(Source records)

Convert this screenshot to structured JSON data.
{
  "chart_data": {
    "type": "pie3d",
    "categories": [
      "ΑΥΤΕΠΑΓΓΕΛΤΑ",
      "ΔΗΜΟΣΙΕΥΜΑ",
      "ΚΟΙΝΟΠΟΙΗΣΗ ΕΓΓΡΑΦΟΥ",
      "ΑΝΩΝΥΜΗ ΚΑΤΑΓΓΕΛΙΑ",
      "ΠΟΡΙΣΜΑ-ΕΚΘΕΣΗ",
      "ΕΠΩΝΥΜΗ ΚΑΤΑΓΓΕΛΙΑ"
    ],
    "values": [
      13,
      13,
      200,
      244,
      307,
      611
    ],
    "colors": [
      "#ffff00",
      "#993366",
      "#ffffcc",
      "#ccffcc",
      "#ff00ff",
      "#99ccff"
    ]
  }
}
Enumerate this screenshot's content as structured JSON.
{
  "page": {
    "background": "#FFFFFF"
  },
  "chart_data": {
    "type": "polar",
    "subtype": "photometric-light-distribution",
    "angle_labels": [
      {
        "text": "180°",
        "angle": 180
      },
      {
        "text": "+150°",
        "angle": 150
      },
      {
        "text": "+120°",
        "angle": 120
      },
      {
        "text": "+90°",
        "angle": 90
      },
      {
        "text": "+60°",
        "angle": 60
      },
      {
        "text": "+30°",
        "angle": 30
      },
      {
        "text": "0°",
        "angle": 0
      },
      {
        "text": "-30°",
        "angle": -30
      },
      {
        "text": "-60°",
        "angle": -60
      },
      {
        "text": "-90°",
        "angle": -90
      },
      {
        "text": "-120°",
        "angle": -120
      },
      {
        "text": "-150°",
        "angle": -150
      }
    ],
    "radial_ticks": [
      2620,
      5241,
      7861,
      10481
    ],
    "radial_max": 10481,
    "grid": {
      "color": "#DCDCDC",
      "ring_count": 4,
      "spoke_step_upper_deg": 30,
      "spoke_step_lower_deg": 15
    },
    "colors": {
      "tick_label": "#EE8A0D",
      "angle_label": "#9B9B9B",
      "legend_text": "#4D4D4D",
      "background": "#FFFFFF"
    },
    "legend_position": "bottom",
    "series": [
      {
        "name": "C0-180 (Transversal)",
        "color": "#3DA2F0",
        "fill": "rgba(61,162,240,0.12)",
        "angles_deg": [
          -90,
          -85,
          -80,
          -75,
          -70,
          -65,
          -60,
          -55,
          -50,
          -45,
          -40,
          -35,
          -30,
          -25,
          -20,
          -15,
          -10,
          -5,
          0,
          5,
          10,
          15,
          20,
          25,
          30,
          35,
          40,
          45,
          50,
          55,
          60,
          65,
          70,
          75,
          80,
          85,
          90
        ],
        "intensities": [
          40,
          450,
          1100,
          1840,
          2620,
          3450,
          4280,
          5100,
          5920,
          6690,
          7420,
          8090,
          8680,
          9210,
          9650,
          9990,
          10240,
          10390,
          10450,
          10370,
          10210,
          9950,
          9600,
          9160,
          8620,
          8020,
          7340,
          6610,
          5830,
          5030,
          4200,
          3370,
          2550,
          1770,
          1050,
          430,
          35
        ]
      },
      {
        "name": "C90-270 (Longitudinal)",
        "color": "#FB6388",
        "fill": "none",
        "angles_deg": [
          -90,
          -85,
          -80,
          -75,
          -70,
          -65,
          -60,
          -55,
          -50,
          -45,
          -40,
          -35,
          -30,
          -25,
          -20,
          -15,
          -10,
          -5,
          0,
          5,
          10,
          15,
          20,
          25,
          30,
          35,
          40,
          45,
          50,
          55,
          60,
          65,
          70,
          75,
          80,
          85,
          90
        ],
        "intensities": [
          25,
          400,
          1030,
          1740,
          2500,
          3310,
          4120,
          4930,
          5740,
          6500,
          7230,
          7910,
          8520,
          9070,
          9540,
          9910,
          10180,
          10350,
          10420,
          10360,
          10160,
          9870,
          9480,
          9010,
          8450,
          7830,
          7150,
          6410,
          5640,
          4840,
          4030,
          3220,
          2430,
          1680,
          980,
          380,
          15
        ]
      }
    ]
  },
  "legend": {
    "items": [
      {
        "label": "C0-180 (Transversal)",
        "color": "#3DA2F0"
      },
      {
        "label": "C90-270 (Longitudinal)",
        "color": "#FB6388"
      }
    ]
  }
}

**Stated goal**
Report how many lines of the entries hold the string "screenshot". Provide the number alone.

**Exercise output**
2